==== SELECTED PASSAGE ====
By ANN GREEN

plywood shutters

After prefitting, plywood shutters can be installed from the inside of a home. Photos by Scott D. Taylor.

When the next warning goes out for a hurricane in Wilmington, Spencer Rogers won’t have to worry about boarding up his windows.

His new plywood storm shutters will keep flying debris from shattering his windows — and the shutters are easy to install.

“Plywood storm shutters that protect windows during hurricanes have been in use for many years and are one of the most cost-effective ways to build shutters,” says Rogers, North Carolina Sea Grant’s coastal construction and erosion specialist.

“Storm shutters may not be the highest priority for hurricane retrofitting. But as the wind-resistance of a building is improved, shutters become a top priority in high-wind zones. For some homes, threatening sources of debris may make shutters the first priority.”

Rogers says shutters prevent wind-blown rain from going through a broken window.

They also prevent the “increased internal pressure on the building that results from any large opening, such as a broken window on an upwind wall,” he adds.

Rogers worked with South Carolina Sea Grant, Clemson University and Blue Sky Foundation in Raleigh to test the new shutter design.

Rogers’ shutters are a prototype of a design that, after prefitting, can be installed from the inside of the home without a ladder — even on a second story.

For easier installation before a storm hits, Rogers recommends precutting the panels to size, attaching permanent fasteners on the house and storing the panels.

Even if the plywood shutters are preinstalled, it can be hard work to put them in before the storm, says Rogers. “It is particularly difficult when a ladder is needed for installation,” he adds. “Gusty winds and heavy rains can make ladder work even more dangerous.”

Plywood shutters, which are relatively inexpensive and easy to construct, aren’t the only type of retrofitting that Rogers has done at his home.

Over the years, he has elevated water pumps and other equipment under the house as high as possible and dismantled wiring in a low-elevation room. To better connect the roof to walls, he installed better wind-resistant asphalt shingles and hurricane clips.

Rogers says dismantling the room under his house, which is still used for storage, has prevented extensive flooding. “In our recent binge of hurricanes, the room has been flooded three times. It has required nothing more than a cleanup with a broom and hose,” he adds.

More recently, Rogers built a strong room — a small interior room offering protection from high hurricane-force winds — on the main floor of his home. The room is a rebuilt closet under the stairs in the center of the house. Rogers added three layers of plywood to the walls and ceiling and two layers to the door. He also reinforced the door hinges and latches.

“During the worst winds of the five most recent hurricanes that hit Wilmington, my family huddled in a central hallway of my home,” says Rogers. “Although I never felt that our lives were threatened or that we should have evacuated to another building, it became apparent that the added assurance of a strong room would add peace of mind should we get hit again.”
====
### TASKS TO PERFORM
a) List every organization named in the article on plywood storm shutters.
b) Write out the passage of the article on plywood storm shutters from "By ANN GREEN" to "easy to install." word for word.
==== DATASET EXTRACT ====
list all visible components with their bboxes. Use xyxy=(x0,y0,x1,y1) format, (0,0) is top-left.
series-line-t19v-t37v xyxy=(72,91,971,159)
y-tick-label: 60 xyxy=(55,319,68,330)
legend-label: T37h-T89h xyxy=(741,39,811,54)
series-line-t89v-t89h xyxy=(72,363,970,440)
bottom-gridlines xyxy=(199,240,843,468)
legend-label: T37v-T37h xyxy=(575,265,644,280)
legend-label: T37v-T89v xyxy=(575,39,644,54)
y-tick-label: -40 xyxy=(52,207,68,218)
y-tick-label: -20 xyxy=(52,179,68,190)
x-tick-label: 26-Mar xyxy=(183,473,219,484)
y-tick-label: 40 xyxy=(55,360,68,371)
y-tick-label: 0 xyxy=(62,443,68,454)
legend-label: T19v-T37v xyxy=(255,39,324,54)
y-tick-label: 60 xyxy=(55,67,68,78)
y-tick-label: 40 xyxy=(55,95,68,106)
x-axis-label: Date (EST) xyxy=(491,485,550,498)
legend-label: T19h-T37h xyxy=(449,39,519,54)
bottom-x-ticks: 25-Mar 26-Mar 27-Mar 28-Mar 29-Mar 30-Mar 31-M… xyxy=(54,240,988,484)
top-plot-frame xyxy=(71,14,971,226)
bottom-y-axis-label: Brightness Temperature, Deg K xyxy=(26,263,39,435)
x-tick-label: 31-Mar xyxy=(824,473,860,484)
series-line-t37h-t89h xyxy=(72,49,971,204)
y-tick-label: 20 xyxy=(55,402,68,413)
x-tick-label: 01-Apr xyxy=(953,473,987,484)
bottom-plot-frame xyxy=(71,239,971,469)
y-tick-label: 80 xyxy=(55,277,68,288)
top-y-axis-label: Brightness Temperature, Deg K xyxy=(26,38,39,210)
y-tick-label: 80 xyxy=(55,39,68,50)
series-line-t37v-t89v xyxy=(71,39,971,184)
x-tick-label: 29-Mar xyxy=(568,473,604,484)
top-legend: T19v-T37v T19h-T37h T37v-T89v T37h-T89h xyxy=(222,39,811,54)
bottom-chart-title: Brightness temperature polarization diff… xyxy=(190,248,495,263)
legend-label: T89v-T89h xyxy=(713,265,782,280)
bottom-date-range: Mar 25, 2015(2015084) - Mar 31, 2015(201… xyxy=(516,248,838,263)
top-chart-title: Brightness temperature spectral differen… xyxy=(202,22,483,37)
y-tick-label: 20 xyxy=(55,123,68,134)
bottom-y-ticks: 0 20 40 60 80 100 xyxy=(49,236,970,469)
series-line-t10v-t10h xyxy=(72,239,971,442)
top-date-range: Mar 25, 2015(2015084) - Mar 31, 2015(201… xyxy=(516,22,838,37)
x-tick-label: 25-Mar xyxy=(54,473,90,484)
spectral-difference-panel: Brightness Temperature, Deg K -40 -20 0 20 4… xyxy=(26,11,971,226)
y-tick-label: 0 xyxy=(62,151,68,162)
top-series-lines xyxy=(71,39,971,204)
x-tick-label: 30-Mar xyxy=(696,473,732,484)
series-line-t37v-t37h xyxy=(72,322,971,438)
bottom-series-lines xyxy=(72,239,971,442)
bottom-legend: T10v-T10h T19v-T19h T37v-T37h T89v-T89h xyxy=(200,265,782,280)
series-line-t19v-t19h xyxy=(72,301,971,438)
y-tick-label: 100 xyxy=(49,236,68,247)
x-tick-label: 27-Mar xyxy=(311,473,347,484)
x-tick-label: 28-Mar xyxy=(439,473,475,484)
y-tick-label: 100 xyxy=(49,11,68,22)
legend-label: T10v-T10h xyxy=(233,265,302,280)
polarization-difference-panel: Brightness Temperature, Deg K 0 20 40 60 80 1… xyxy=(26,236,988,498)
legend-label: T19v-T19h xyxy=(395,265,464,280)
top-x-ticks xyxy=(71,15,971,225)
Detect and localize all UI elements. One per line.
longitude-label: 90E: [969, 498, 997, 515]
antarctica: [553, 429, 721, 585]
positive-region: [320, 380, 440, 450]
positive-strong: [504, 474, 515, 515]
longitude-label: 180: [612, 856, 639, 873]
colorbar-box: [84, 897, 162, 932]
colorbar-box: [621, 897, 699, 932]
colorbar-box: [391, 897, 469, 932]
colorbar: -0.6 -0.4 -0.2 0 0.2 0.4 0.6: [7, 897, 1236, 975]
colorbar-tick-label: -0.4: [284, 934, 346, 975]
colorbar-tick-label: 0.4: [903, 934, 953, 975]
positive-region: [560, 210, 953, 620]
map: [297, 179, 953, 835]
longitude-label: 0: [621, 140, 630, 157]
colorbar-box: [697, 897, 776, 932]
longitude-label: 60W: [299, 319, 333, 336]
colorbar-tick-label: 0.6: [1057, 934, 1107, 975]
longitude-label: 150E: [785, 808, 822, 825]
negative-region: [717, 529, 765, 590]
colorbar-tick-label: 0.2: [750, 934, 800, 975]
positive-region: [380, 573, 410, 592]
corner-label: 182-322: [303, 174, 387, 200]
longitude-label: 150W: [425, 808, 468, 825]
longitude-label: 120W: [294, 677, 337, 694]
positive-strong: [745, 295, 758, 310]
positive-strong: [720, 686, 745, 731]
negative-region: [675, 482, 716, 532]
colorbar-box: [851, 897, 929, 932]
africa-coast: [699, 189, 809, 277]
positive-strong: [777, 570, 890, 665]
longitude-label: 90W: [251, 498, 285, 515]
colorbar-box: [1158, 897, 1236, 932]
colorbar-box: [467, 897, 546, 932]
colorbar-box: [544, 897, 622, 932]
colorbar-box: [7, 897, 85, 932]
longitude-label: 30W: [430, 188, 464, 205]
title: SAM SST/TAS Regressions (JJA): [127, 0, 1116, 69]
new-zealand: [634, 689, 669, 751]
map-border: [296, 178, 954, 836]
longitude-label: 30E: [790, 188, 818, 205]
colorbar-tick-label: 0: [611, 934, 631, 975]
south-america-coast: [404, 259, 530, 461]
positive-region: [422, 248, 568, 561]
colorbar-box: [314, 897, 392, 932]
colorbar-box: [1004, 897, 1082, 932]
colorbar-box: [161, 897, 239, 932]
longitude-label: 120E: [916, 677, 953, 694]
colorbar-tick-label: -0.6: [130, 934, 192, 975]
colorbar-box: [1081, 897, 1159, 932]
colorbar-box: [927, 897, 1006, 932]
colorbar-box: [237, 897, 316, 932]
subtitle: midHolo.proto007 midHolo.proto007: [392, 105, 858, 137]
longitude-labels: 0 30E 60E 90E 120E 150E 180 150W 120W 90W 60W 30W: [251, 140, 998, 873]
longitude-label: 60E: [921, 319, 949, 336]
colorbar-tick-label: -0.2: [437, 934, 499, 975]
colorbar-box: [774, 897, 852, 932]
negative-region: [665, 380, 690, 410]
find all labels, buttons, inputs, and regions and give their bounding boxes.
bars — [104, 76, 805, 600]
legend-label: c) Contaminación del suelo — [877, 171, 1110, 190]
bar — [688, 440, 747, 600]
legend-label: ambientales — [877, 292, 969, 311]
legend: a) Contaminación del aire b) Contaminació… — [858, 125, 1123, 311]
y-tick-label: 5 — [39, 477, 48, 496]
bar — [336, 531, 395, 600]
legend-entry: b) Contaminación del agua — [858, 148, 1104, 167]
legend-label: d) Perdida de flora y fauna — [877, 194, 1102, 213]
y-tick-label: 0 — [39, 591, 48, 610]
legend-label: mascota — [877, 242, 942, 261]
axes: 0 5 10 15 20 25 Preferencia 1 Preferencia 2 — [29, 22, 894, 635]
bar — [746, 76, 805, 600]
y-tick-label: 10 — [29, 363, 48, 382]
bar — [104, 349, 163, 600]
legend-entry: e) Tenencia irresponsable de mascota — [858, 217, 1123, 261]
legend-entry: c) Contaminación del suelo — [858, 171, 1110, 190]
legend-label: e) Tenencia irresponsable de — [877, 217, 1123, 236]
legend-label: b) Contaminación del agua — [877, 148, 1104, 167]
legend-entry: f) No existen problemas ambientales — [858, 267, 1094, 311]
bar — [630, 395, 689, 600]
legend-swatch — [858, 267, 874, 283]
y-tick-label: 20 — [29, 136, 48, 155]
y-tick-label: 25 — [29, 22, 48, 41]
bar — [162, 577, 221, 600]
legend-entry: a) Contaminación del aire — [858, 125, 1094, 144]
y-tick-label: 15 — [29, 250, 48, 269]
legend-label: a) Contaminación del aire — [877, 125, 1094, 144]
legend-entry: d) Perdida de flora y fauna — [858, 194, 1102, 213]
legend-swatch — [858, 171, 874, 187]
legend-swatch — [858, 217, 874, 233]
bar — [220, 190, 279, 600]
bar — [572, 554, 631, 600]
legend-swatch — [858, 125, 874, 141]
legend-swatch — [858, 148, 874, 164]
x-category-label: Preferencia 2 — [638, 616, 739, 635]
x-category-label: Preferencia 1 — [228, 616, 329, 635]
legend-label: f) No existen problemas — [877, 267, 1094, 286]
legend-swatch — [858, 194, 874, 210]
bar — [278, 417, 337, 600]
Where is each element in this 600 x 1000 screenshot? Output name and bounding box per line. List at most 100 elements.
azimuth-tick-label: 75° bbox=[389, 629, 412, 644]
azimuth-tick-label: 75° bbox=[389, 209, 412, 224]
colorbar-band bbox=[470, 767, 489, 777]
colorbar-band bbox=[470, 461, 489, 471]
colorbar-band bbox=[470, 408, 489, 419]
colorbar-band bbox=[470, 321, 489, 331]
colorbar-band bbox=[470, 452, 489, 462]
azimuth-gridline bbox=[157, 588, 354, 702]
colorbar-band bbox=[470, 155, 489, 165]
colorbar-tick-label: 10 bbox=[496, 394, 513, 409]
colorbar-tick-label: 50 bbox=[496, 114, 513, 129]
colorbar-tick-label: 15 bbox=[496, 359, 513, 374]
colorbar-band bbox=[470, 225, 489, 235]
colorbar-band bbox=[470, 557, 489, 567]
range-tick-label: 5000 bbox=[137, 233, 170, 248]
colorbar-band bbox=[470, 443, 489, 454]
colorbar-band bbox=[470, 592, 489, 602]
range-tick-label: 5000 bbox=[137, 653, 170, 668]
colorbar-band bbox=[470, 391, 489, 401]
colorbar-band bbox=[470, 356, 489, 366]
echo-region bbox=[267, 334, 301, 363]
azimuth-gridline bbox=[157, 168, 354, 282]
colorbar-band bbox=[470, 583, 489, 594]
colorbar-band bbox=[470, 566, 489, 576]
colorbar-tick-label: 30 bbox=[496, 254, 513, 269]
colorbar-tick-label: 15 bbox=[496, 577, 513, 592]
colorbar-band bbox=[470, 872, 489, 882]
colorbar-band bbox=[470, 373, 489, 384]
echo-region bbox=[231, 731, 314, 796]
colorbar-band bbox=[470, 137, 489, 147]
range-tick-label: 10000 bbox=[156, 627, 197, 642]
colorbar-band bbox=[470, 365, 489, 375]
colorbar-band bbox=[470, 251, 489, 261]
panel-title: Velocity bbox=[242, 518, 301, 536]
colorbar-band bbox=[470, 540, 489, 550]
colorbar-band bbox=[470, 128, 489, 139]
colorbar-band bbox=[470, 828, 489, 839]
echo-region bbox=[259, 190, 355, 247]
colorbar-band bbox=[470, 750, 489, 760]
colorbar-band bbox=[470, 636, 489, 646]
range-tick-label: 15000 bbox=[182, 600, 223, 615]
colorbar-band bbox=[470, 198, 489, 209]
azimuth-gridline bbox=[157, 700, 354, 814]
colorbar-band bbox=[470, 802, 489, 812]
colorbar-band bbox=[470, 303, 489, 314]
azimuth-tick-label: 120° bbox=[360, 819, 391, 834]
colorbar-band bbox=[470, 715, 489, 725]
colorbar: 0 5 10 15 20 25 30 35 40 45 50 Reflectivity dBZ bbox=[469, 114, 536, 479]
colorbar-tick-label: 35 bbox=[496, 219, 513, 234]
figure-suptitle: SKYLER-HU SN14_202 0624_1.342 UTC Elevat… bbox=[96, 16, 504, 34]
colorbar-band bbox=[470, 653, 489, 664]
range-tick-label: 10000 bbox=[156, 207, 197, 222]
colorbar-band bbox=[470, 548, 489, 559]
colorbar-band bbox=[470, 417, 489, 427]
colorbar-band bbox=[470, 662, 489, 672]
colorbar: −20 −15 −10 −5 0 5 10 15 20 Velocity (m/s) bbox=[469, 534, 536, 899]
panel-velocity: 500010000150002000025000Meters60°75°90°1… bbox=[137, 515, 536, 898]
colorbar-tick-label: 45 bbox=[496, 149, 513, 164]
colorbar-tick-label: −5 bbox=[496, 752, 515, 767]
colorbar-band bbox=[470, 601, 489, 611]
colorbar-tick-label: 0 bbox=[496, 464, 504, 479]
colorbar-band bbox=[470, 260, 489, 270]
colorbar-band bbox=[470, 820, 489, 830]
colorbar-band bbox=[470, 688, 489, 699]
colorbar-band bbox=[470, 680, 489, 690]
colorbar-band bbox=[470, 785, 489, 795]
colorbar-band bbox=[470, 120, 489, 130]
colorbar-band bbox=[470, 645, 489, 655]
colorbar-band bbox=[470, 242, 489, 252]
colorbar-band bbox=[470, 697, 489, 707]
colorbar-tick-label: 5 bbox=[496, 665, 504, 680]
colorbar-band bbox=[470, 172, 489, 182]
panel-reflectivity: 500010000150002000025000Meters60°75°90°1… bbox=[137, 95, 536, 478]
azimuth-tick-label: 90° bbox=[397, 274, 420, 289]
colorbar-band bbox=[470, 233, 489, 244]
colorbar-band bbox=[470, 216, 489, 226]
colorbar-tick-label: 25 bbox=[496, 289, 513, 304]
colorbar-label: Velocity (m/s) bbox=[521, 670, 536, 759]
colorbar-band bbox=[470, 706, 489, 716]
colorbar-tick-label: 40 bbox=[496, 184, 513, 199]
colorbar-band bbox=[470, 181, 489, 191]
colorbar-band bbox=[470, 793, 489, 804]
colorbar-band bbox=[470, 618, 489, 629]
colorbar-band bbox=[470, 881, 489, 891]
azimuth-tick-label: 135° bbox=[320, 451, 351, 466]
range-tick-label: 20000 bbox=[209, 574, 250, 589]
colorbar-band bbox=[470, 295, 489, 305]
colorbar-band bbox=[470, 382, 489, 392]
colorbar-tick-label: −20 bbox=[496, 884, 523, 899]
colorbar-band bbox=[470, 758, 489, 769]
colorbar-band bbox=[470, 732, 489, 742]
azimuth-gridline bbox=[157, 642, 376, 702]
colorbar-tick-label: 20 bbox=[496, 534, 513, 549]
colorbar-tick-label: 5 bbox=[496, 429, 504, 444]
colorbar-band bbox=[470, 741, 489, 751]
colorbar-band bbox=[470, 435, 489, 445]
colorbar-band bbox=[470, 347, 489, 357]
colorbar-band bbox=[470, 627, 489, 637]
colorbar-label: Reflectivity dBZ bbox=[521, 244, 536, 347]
====
### OUTPUTS
a)
- North Carolina Sea Grant
- South Carolina Sea Grant
- Clemson University
- Blue Sky Foundation

b)
By ANN GREEN

plywood shutters

After prefitting, plywood shutters can be installed from the inside of a home. Photos by Scott D. Taylor.

When the next warning goes out for a hurricane in Wilmington, Spencer Rogers won’t have to worry about boarding up his windows.

His new plywood storm shutters will keep flying debris from shattering his windows — and the shutters are easy to install.